▸ DATA LISTING:
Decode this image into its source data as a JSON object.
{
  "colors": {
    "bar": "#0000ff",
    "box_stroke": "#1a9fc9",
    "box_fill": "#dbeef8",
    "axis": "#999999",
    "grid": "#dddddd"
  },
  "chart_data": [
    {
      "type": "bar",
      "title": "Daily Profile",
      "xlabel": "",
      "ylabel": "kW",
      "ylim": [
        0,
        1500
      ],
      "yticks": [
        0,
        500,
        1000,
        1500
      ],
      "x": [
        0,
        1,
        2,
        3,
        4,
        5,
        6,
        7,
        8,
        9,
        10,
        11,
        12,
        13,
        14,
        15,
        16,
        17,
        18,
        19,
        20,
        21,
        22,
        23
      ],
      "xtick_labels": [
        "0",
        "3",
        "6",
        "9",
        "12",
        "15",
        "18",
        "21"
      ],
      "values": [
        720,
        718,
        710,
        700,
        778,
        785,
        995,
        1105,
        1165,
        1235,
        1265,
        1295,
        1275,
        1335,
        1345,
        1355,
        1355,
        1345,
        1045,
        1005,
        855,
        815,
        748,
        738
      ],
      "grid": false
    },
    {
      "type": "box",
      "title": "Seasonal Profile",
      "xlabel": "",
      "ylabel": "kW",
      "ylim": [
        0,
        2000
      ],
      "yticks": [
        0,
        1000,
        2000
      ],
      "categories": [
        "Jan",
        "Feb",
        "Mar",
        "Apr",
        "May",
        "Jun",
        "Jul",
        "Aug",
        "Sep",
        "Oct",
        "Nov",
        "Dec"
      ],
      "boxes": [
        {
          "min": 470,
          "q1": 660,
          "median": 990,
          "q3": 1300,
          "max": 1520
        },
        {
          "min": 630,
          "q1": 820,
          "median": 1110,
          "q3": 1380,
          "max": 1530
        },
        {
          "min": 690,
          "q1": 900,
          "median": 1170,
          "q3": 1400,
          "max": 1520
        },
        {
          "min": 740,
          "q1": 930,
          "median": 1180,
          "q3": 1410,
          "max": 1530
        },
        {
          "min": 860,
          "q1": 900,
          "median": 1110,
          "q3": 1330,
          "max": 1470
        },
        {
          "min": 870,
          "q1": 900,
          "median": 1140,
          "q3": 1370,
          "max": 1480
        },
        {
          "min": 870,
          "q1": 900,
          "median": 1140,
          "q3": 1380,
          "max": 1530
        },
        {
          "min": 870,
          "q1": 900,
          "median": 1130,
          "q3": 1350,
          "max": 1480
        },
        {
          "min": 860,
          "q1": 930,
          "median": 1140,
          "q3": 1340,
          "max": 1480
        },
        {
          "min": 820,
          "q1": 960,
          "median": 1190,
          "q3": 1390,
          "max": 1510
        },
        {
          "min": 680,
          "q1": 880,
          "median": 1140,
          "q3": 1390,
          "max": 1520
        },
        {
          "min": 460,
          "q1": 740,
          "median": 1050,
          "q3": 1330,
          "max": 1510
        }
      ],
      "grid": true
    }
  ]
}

* * *

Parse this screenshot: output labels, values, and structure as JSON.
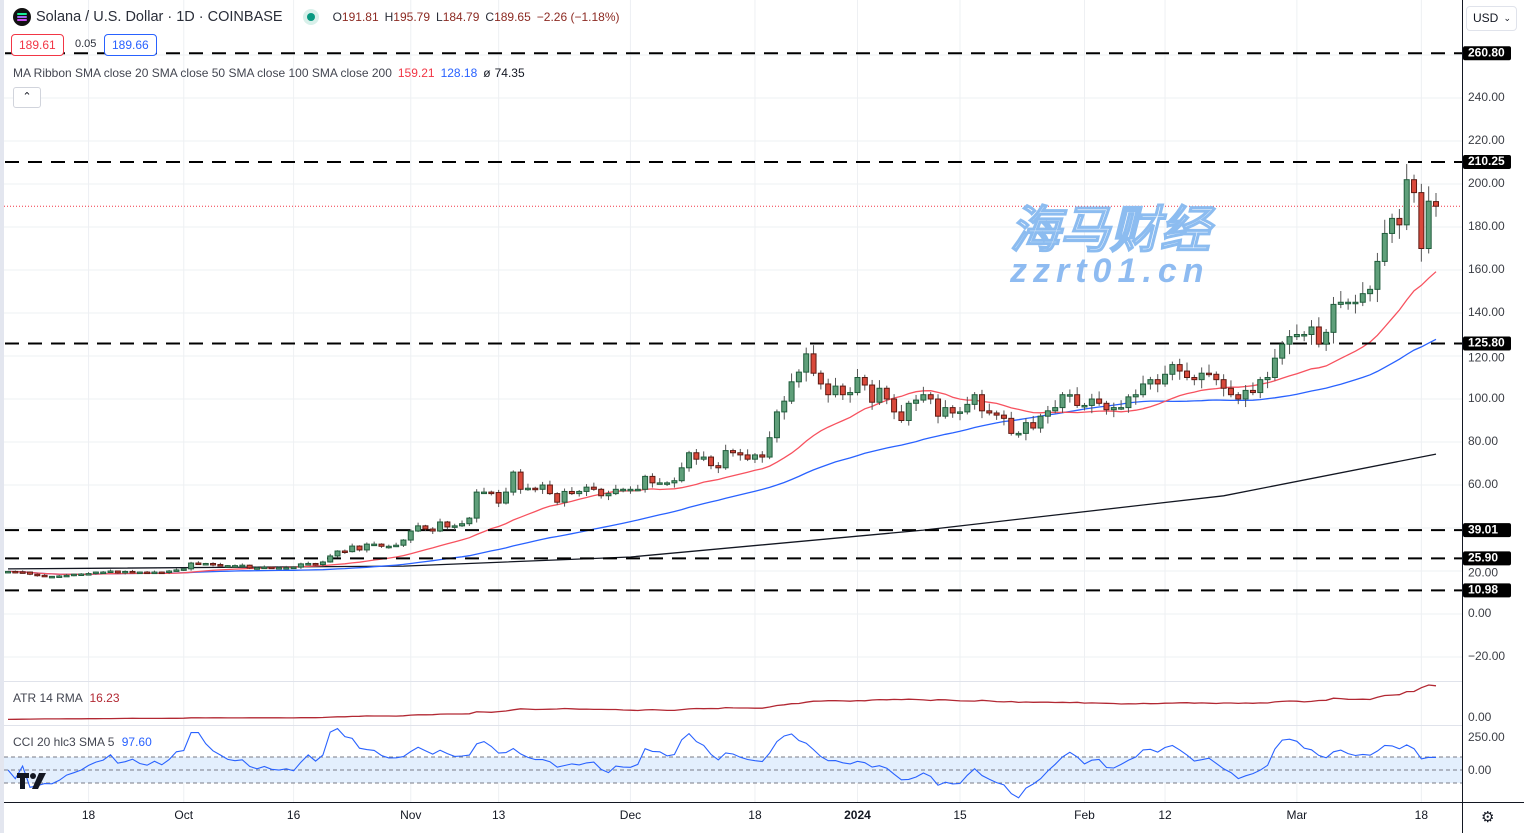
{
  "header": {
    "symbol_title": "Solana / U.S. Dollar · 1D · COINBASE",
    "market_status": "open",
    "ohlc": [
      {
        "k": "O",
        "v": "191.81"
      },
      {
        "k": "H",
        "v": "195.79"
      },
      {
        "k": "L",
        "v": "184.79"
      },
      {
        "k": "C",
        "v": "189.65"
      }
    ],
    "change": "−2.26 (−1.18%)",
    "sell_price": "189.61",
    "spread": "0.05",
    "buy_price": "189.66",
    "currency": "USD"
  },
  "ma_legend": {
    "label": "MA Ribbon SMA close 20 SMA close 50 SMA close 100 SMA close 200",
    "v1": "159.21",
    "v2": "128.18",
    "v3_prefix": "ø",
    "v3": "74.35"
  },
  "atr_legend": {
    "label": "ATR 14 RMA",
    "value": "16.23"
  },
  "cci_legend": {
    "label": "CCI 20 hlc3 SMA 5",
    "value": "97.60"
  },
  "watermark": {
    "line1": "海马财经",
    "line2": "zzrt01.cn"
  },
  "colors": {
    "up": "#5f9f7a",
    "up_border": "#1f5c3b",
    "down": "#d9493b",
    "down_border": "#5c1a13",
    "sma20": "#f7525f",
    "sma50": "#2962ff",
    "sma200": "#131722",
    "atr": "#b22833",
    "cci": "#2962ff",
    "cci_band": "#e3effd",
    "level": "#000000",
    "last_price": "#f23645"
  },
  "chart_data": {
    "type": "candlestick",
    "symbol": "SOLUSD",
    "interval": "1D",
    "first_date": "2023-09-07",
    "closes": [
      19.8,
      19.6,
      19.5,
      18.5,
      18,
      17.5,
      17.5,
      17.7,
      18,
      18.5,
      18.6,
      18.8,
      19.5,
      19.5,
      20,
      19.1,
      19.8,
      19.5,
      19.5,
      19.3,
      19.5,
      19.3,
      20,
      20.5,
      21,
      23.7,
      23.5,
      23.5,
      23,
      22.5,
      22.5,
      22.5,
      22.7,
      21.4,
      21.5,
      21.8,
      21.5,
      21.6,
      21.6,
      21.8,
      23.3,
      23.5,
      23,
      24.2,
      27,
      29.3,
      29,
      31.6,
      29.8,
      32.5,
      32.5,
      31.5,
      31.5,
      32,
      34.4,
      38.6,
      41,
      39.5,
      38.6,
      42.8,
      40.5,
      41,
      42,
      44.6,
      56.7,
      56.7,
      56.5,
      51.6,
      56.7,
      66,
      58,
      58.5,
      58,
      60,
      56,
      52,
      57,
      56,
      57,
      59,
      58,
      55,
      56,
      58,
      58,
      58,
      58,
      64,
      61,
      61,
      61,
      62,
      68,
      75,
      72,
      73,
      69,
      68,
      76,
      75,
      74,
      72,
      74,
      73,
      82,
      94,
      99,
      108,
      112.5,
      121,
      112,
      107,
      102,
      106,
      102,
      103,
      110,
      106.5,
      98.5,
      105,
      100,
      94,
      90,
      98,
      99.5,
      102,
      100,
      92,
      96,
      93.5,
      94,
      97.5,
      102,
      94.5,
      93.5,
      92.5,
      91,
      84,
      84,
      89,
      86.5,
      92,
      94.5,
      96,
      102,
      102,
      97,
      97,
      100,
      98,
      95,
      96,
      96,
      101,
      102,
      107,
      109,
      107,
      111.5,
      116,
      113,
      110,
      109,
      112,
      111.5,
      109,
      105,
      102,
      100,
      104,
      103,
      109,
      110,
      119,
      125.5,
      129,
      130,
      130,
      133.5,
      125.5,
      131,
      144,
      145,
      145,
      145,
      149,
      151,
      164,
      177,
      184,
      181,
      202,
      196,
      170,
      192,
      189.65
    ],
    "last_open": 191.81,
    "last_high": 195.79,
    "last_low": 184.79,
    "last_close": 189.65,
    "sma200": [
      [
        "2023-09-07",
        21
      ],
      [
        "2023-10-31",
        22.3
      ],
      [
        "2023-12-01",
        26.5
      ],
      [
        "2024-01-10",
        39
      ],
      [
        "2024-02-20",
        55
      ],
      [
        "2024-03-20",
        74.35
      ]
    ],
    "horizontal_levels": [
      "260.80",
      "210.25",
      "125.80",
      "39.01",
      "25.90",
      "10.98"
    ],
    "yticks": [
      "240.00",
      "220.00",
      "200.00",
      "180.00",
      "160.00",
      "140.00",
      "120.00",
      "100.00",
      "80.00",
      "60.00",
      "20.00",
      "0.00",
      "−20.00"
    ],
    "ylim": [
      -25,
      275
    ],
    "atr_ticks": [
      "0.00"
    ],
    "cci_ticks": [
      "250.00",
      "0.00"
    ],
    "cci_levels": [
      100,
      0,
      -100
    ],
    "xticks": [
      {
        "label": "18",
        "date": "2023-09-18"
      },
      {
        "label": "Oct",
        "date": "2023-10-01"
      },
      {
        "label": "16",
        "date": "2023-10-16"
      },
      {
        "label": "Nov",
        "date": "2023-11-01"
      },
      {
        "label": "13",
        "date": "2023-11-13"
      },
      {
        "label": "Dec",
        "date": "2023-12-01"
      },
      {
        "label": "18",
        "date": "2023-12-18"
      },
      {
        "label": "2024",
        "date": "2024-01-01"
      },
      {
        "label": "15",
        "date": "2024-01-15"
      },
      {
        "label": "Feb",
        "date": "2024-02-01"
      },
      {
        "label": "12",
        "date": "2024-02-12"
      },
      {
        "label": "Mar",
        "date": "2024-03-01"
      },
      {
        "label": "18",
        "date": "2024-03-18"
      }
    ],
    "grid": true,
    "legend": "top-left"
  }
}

▸ TASK BRIEF: Extract every line that has the string "grid" in it.

▸ SOLUTION FOR THIS TASK:
    "grid": "#dddddd"
      "grid": false
      "grid": true
    "grid": true,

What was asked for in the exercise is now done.